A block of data
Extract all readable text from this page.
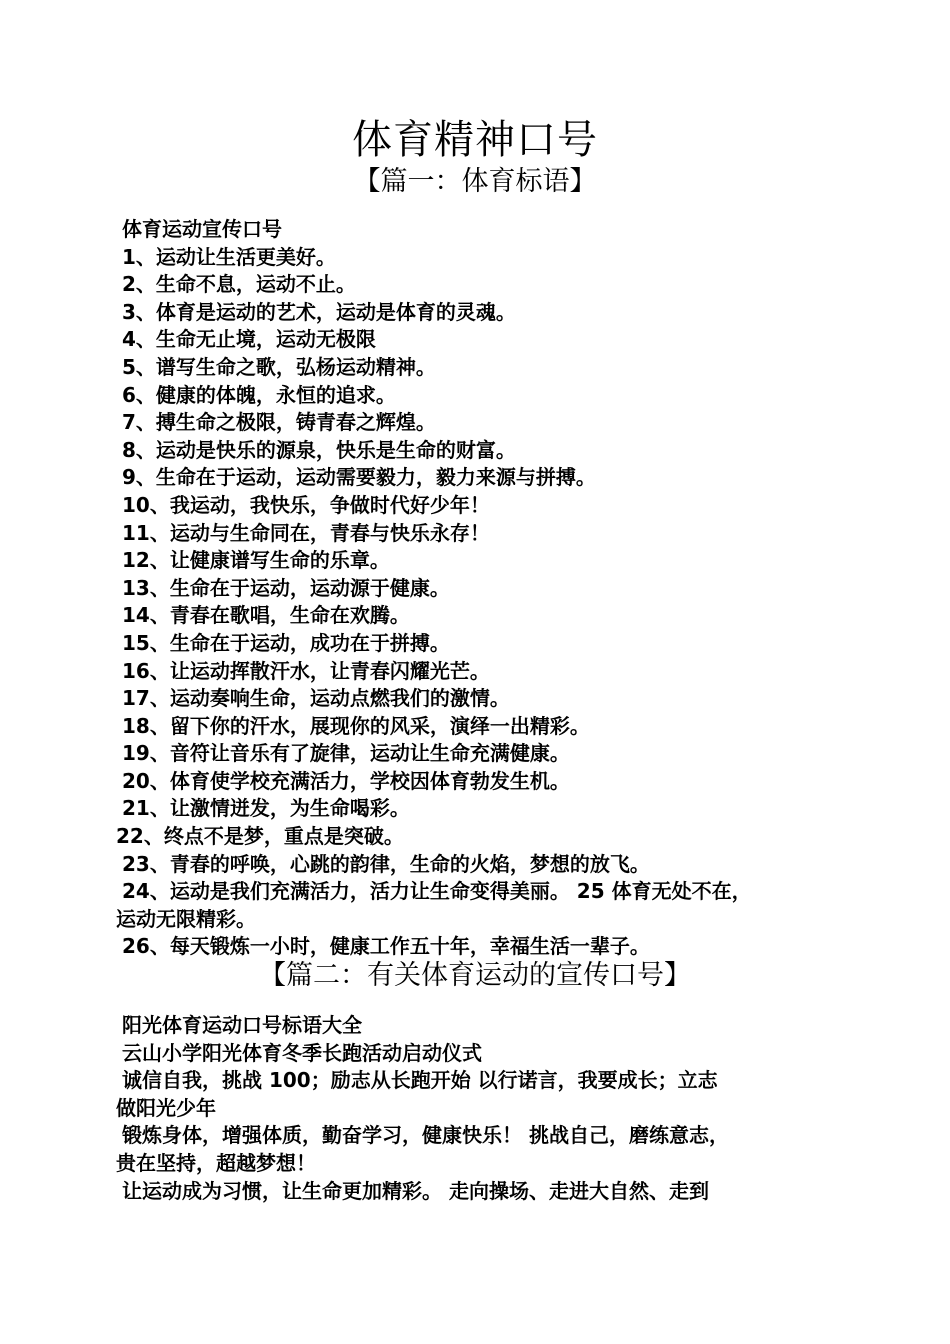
体育精神口号
【篇一：体育标语】
体育运动宣传口号
1、运动让生活更美好。
2、生命不息，运动不止。
3、体育是运动的艺术，运动是体育的灵魂。
4、生命无止境，运动无极限
5、谱写生命之歌，弘杨运动精神。
6、健康的体魄，永恒的追求。
7、搏生命之极限，铸青春之辉煌。
8、运动是快乐的源泉，快乐是生命的财富。
9、生命在于运动，运动需要毅力，毅力来源与拼搏。
10、我运动，我快乐，争做时代好少年！
11、运动与生命同在，青春与快乐永存！
12、让健康谱写生命的乐章。
13、生命在于运动，运动源于健康。
14、青春在歌唱，生命在欢腾。
15、生命在于运动，成功在于拼搏。
16、让运动挥散汗水，让青春闪耀光芒。
17、运动奏响生命，运动点燃我们的激情。
18、留下你的汗水，展现你的风采，演绎一出精彩。
19、音符让音乐有了旋律，运动让生命充满健康。
20、体育使学校充满活力，学校因体育勃发生机。
21、让激情迸发，为生命喝彩。
22、终点不是梦，重点是突破。
23、青春的呼唤，心跳的韵律，生命的火焰，梦想的放飞。
24、运动是我们充满活力，活力让生命变得美丽。 25 体育无处不在，
运动无限精彩。
26、每天锻炼一小时，健康工作五十年，幸福生活一辈子。
【篇二：有关体育运动的宣传口号】
阳光体育运动口号标语大全
云山小学阳光体育冬季长跑活动启动仪式
诚信自我，挑战 100；励志从长跑开始 以行诺言，我要成长；立志
做阳光少年
锻炼身体，增强体质，勤奋学习，健康快乐！ 挑战自己，磨练意志，
贵在坚持，超越梦想！
让运动成为习惯，让生命更加精彩。 走向操场、走进大自然、走到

- [Work to complete] Copy all the data exactly as written, but skip any picture.

- [The answer]
Extract all readable text from this page.
体育精神口号
【篇一：体育标语】
体育运动宣传口号
1、运动让生活更美好。
2、生命不息，运动不止。
3、体育是运动的艺术，运动是体育的灵魂。
4、生命无止境，运动无极限
5、谱写生命之歌，弘杨运动精神。
6、健康的体魄，永恒的追求。
7、搏生命之极限，铸青春之辉煌。
8、运动是快乐的源泉，快乐是生命的财富。
9、生命在于运动，运动需要毅力，毅力来源与拼搏。
10、我运动，我快乐，争做时代好少年！
11、运动与生命同在，青春与快乐永存！
12、让健康谱写生命的乐章。
13、生命在于运动，运动源于健康。
14、青春在歌唱，生命在欢腾。
15、生命在于运动，成功在于拼搏。
16、让运动挥散汗水，让青春闪耀光芒。
17、运动奏响生命，运动点燃我们的激情。
18、留下你的汗水，展现你的风采，演绎一出精彩。
19、音符让音乐有了旋律，运动让生命充满健康。
20、体育使学校充满活力，学校因体育勃发生机。
21、让激情迸发，为生命喝彩。
22、终点不是梦，重点是突破。
23、青春的呼唤，心跳的韵律，生命的火焰，梦想的放飞。
24、运动是我们充满活力，活力让生命变得美丽。 25 体育无处不在，
运动无限精彩。
26、每天锻炼一小时，健康工作五十年，幸福生活一辈子。
【篇二：有关体育运动的宣传口号】
阳光体育运动口号标语大全
云山小学阳光体育冬季长跑活动启动仪式
诚信自我，挑战 100；励志从长跑开始 以行诺言，我要成长；立志
做阳光少年
锻炼身体，增强体质，勤奋学习，健康快乐！ 挑战自己，磨练意志，
贵在坚持，超越梦想！
让运动成为习惯，让生命更加精彩。 走向操场、走进大自然、走到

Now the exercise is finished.